Cluster Hat

Setting up a 8086.net Cluster Hat purchased from Pimaroni

Hardware Setup

The Hardware set up is very simple.

The kit comes with:

  • 1 x ClusterHAT PCB
  • 4 x 12mm standoffs
  • 8 x screws
  • 4 x stick on feet
  • 1 x USB cable
  • First (making sure no power is connected to anything) attach the four standoffs with four of the screws to the Raspberry Pi 3.

    Second plug the USB cable in and thread it over the Pi the top of the pi coming out at the opposite end.

    Third Place the cluster hat on top of the Pi 3 and make sure it is firmly seated on the GPIO headers.

    Fourth user the four remaining screws to screw the cluster hat to the standoffs.

    Fifth connect the threaded usb cable to to the cluster hat.

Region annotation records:
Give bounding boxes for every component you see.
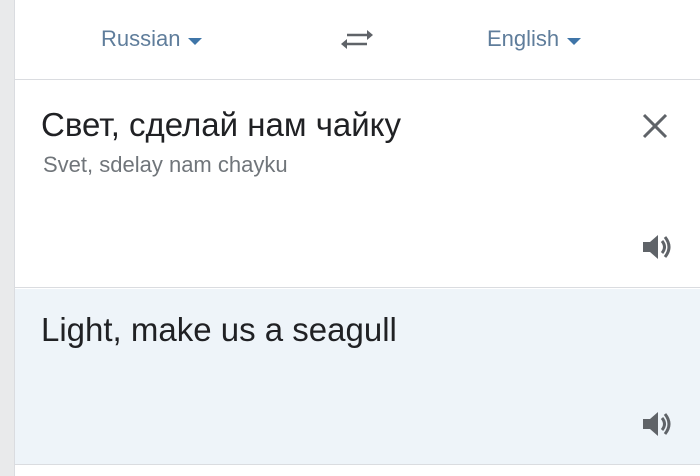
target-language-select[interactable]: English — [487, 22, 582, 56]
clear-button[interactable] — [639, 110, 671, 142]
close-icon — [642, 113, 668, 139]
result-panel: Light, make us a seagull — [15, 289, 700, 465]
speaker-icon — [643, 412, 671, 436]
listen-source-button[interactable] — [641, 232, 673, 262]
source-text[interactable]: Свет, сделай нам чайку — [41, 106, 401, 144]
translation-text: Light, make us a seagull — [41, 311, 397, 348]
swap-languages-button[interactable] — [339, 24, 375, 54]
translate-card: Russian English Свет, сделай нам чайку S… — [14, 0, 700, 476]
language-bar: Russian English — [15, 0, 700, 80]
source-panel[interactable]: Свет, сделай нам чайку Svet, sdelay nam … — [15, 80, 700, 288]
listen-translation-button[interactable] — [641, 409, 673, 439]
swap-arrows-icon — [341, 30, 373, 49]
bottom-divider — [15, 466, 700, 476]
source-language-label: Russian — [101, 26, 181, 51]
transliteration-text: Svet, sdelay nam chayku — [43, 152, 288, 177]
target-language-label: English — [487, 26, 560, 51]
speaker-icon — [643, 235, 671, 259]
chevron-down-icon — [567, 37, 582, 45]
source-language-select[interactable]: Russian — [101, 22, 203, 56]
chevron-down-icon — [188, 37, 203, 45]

--- Exercise set ---
(1) Reproduce the Cluster Hat setup text from "The kit comes" to "the GPIO headers.".
(2) Using the Cluster Hat setup text, decide whether each statement agrees with it. (a) The kit includes four stick-on feet. (b) The cluster hat is placed on the Pi before the standoffs are attached. (c) The kit comes with two USB cables. Answer yes or no for each and quote the words that settle it.
(3) Write what comes next in the Cluster Hat setup text, starting after its final step.

--- Exercise responses ---
(1)
The kit comes with:

  • 1 x ClusterHAT PCB
  • 4 x 12mm standoffs
  • 8 x screws
  • 4 x stick on feet
  • 1 x USB cable
  • First (making sure no power is connected to anything) attach the four standoffs with four of the screws to the Raspberry Pi 3.

    Second plug the USB cable in and thread it over the Pi the top of the pi coming out at the opposite end.

    Third Place the cluster hat on top of the Pi 3 and make sure it is firmly seated on the GPIO headers.

(2)
(a) Yes: "4 x stick on feet"
(b) No: "First (making sure no power is connected to anything) attach the four standoffs with four of the screws to the Raspberry Pi 3." and "Third Place the cluster hat on top of the Pi 3"
(c) No: "1 x USB cable"

(3)
    Sixth plug in your four Pi Zeros firmly to the cluster hat.

    Notes on power supply: I initially used a 2.5A supply but this was soon apparent to be lacking in power for this set up, so upgraded to a 5A supply. I am not sure that going beyond 5A would be safe or advisable.

    As a final step, inset the SD cards with the downloaded images. I chose the CNAT versions for ease of set up. In addition I connected a 1TB USB disk to the Pi 3 controller to be a shared file system for the cluster.

    You can get the images from here: ClusterCtrl Setup Software

    Controller Setup

    Next we will set up the software on the Pi 3 controller.

    Download the Clusterhat imaged from ClusterCtrl Setup Software page. Chooses the CNAT version for ease of set up.

    Boot up Pi, set password and localisation.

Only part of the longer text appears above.